╭─ RECORD EXCERPTS

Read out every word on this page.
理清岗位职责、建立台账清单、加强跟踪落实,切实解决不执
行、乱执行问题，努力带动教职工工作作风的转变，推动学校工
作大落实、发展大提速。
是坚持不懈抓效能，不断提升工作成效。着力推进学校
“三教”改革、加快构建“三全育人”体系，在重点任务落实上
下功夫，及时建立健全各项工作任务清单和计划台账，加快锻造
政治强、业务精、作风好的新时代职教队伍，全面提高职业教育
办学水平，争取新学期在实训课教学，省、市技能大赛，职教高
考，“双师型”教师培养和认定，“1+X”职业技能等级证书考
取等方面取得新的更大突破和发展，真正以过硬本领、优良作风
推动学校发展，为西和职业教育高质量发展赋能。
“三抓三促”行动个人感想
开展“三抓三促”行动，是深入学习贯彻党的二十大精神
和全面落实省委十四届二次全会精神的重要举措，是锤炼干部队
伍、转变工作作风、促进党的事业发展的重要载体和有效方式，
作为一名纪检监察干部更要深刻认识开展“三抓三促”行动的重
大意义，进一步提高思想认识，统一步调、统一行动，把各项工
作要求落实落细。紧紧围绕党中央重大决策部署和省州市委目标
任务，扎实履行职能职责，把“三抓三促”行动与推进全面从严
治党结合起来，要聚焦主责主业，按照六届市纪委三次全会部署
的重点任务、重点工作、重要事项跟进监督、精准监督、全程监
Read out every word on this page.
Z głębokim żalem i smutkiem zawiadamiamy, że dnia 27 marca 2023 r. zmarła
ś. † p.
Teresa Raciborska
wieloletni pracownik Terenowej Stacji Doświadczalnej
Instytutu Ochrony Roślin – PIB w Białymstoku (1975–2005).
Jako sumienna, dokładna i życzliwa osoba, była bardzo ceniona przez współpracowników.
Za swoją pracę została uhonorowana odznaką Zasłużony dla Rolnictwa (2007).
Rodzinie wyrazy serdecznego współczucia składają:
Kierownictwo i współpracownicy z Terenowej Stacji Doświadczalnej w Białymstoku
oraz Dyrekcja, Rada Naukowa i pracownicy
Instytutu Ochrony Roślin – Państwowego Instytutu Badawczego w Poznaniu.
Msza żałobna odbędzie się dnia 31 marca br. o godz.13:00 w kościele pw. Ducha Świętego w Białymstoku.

╰─

Extract every line above exactly as it stands.

_REPLY:_
Read out every word on this page.
理清岗位职责、建立台账清单、加强跟踪落实,切实解决不执
行、乱执行问题，努力带动教职工工作作风的转变，推动学校工
作大落实、发展大提速。
是坚持不懈抓效能，不断提升工作成效。着力推进学校
“三教”改革、加快构建“三全育人”体系，在重点任务落实上
下功夫，及时建立健全各项工作任务清单和计划台账，加快锻造
政治强、业务精、作风好的新时代职教队伍，全面提高职业教育
办学水平，争取新学期在实训课教学，省、市技能大赛，职教高
考，“双师型”教师培养和认定，“1+X”职业技能等级证书考
取等方面取得新的更大突破和发展，真正以过硬本领、优良作风
推动学校发展，为西和职业教育高质量发展赋能。
“三抓三促”行动个人感想
开展“三抓三促”行动，是深入学习贯彻党的二十大精神
和全面落实省委十四届二次全会精神的重要举措，是锤炼干部队
伍、转变工作作风、促进党的事业发展的重要载体和有效方式，
作为一名纪检监察干部更要深刻认识开展“三抓三促”行动的重
大意义，进一步提高思想认识，统一步调、统一行动，把各项工
作要求落实落细。紧紧围绕党中央重大决策部署和省州市委目标
任务，扎实履行职能职责，把“三抓三促”行动与推进全面从严
治党结合起来，要聚焦主责主业，按照六届市纪委三次全会部署
的重点任务、重点工作、重要事项跟进监督、精准监督、全程监
Read out every word on this page.
Z głębokim żalem i smutkiem zawiadamiamy, że dnia 27 marca 2023 r. zmarła
ś. † p.
Teresa Raciborska
wieloletni pracownik Terenowej Stacji Doświadczalnej
Instytutu Ochrony Roślin – PIB w Białymstoku (1975–2005).
Jako sumienna, dokładna i życzliwa osoba, była bardzo ceniona przez współpracowników.
Za swoją pracę została uhonorowana odznaką Zasłużony dla Rolnictwa (2007).
Rodzinie wyrazy serdecznego współczucia składają:
Kierownictwo i współpracownicy z Terenowej Stacji Doświadczalnej w Białymstoku
oraz Dyrekcja, Rada Naukowa i pracownicy
Instytutu Ochrony Roślin – Państwowego Instytutu Badawczego w Poznaniu.
Msza żałobna odbędzie się dnia 31 marca br. o godz.13:00 w kościele pw. Ducha Świętego w Białymstoku.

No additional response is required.